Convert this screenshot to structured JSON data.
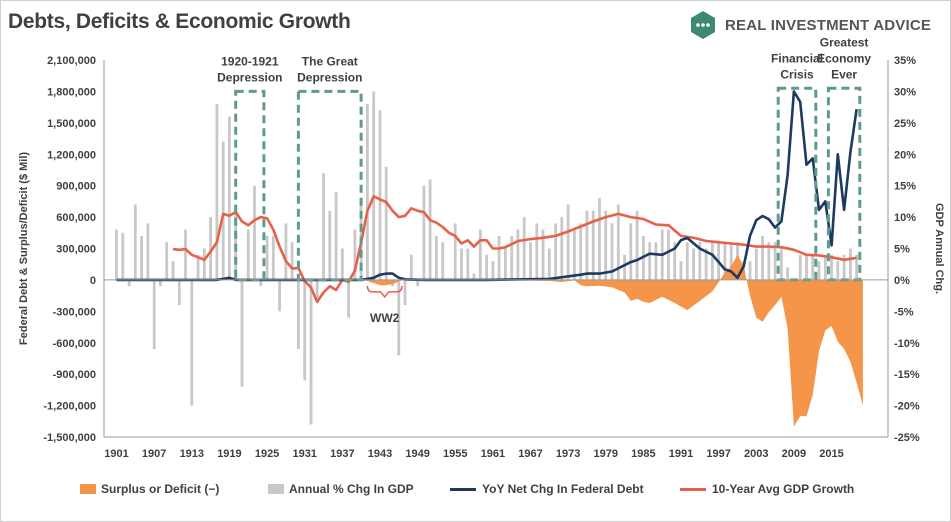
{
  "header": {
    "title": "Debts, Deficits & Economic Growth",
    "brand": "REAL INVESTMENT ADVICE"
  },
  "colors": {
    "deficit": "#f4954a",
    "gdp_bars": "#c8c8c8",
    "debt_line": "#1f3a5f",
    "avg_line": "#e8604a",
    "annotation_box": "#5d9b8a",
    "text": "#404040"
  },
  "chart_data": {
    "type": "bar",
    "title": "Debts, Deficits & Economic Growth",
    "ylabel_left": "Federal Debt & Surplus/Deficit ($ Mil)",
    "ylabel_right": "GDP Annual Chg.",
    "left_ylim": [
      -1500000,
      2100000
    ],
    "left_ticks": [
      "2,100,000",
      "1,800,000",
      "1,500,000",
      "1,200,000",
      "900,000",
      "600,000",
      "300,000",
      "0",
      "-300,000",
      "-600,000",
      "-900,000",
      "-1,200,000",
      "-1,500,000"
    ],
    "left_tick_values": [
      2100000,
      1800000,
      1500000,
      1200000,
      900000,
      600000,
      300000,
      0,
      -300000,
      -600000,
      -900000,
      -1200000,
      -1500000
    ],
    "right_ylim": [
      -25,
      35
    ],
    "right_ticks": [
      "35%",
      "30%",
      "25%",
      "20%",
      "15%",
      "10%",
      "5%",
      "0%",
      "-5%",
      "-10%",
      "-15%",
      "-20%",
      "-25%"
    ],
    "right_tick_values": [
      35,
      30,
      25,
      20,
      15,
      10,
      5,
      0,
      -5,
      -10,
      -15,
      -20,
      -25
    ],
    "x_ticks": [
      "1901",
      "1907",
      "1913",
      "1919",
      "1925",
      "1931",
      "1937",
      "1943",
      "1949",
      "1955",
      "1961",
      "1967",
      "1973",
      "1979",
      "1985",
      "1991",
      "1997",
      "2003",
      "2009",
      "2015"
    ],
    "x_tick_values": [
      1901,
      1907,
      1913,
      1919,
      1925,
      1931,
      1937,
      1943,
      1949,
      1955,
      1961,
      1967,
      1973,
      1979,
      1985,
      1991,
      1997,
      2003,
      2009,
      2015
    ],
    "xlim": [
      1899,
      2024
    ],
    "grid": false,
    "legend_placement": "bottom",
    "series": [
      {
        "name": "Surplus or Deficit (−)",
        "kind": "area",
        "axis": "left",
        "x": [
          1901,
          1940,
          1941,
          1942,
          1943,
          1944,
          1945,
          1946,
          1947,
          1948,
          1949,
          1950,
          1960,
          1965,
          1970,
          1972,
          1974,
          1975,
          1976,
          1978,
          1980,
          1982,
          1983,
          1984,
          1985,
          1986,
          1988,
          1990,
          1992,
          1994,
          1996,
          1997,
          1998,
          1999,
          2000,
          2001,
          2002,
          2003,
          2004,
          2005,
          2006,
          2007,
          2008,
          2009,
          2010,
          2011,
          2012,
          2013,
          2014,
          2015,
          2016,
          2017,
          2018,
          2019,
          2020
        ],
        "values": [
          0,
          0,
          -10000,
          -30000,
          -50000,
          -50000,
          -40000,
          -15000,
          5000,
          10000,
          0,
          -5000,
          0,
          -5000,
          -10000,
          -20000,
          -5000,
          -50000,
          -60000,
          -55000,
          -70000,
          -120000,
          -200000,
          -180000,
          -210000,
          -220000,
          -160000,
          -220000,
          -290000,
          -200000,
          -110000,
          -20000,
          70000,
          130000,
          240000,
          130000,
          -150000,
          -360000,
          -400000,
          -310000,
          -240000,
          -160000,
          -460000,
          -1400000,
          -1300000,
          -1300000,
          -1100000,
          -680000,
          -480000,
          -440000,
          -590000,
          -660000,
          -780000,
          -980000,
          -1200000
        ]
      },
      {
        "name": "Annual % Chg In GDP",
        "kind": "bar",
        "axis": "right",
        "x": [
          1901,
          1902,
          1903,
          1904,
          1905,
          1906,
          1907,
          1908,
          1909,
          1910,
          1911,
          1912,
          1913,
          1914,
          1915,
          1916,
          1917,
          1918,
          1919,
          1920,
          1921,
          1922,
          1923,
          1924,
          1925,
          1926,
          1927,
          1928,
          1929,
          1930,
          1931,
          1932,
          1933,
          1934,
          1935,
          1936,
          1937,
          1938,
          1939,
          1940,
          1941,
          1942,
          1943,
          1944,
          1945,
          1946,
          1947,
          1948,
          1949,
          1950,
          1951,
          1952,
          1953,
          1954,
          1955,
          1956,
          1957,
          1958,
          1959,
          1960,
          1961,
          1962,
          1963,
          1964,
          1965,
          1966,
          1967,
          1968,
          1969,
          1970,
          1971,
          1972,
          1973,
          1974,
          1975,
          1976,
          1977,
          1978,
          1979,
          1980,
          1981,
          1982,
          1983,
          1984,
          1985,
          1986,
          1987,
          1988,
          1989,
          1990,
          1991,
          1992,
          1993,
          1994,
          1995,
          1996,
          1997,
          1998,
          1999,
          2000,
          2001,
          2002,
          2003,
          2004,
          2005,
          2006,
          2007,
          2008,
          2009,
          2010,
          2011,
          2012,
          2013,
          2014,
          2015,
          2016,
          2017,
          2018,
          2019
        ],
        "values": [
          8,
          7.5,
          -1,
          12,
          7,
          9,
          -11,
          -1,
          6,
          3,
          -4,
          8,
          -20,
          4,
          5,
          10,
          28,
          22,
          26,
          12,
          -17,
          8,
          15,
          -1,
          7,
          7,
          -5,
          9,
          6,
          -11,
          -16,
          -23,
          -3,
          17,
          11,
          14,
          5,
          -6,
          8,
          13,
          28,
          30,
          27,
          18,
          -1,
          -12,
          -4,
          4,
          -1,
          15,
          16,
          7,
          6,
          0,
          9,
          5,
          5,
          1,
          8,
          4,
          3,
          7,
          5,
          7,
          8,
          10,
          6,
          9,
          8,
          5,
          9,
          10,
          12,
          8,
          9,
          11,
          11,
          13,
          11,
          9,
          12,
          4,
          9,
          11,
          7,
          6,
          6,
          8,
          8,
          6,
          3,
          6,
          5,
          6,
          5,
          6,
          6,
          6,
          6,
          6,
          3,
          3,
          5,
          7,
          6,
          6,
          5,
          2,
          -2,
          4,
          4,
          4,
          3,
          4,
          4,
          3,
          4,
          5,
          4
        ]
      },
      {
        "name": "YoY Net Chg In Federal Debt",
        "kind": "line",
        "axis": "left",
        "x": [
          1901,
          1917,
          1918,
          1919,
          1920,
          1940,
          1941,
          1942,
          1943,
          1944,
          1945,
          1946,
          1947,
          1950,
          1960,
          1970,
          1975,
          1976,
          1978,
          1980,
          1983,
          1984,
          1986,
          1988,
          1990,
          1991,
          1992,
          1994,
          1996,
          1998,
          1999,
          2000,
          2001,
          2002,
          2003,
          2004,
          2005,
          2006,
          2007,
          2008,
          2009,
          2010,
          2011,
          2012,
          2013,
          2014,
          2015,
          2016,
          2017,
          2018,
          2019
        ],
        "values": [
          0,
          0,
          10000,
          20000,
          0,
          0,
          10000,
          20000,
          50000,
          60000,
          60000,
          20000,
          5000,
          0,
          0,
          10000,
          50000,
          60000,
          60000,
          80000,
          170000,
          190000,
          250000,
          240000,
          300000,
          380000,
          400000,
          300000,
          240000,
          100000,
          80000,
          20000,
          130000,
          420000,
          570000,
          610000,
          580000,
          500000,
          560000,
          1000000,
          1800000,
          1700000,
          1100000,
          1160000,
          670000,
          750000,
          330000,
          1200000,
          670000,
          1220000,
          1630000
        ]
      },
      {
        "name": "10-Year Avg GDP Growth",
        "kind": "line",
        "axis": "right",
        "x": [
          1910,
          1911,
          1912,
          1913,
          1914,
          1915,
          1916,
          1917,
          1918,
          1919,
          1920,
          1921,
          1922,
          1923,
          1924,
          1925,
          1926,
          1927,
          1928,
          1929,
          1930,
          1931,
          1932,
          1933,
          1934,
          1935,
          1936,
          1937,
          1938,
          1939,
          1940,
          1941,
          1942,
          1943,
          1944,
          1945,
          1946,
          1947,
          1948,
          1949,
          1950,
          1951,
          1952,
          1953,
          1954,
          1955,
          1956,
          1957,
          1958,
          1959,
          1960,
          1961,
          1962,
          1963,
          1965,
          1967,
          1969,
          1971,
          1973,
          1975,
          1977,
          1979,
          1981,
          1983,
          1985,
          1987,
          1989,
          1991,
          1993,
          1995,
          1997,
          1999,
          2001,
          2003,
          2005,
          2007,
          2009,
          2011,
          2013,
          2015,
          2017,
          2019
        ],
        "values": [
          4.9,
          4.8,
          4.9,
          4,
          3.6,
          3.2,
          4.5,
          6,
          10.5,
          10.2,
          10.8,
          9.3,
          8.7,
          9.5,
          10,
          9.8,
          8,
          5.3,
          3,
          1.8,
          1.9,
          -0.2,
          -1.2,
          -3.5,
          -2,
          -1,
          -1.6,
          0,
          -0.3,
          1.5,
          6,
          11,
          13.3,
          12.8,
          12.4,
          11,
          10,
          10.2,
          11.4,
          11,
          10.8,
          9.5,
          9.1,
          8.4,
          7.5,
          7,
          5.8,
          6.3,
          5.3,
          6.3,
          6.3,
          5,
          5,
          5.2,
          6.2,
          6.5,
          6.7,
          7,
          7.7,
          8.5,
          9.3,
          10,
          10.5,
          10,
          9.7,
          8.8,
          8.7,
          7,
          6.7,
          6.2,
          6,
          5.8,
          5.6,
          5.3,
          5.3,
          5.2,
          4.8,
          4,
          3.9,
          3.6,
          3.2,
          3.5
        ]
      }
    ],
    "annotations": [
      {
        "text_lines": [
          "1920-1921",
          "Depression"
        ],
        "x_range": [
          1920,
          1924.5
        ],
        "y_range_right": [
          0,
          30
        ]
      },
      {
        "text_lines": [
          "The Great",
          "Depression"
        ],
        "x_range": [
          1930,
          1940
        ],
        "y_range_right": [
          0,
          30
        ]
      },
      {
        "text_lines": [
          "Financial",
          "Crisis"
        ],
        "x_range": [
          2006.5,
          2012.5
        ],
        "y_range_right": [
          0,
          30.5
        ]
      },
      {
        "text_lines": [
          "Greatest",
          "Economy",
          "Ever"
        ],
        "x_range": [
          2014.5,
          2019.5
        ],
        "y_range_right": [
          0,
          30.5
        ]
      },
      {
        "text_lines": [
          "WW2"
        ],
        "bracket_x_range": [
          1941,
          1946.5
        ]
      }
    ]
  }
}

+ + + + +

[What is asked]
Determine how many lines include the string "Surplus". Give no answer but the number.

[Solved exercise]
2